┌─ Supplied material

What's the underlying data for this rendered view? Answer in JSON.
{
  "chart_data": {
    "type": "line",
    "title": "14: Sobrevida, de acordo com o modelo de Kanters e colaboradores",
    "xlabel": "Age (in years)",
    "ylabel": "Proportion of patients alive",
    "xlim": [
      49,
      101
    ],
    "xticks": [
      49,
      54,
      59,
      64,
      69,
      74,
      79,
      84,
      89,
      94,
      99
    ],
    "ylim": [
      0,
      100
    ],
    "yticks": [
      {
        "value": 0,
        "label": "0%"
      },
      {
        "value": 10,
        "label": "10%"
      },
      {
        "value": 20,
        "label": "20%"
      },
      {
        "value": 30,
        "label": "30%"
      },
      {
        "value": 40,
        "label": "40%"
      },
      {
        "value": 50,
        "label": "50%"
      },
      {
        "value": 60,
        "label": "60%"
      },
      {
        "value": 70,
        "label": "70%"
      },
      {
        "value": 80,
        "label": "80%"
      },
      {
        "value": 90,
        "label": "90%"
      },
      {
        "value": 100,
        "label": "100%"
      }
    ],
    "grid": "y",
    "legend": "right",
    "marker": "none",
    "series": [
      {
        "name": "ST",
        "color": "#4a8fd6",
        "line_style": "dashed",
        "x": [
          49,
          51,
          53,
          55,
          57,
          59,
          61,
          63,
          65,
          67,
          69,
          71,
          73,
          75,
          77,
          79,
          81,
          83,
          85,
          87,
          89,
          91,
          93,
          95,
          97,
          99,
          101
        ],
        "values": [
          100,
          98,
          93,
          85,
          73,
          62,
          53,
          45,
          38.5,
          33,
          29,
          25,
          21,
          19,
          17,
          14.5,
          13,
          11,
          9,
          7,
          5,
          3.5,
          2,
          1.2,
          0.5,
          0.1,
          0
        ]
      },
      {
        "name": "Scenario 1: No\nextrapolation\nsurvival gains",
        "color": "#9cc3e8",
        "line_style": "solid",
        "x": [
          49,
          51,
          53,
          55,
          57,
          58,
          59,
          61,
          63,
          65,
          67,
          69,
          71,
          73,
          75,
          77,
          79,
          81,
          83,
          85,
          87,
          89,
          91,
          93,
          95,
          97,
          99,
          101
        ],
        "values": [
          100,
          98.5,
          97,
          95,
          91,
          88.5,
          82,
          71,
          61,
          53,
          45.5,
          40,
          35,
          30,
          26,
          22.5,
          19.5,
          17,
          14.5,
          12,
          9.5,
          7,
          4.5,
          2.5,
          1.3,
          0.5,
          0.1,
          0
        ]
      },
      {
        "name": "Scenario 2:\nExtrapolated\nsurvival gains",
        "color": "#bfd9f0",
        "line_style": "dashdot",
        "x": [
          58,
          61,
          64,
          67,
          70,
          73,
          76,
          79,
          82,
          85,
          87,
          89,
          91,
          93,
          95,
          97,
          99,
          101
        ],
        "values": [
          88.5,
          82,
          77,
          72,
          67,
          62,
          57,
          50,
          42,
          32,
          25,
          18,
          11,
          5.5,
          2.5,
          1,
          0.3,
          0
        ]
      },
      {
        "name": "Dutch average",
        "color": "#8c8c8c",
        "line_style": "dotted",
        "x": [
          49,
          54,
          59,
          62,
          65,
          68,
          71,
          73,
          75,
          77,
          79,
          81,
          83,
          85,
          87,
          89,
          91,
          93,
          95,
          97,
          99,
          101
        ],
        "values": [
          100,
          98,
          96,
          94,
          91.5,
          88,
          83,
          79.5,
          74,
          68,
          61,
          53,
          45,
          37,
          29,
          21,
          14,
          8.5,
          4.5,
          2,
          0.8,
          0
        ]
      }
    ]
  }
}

└─

In the listing, find all lines with the string "color" and copy them.

        "color": "#4a8fd6",
        "color": "#9cc3e8",
        "color": "#bfd9f0",
        "color": "#8c8c8c",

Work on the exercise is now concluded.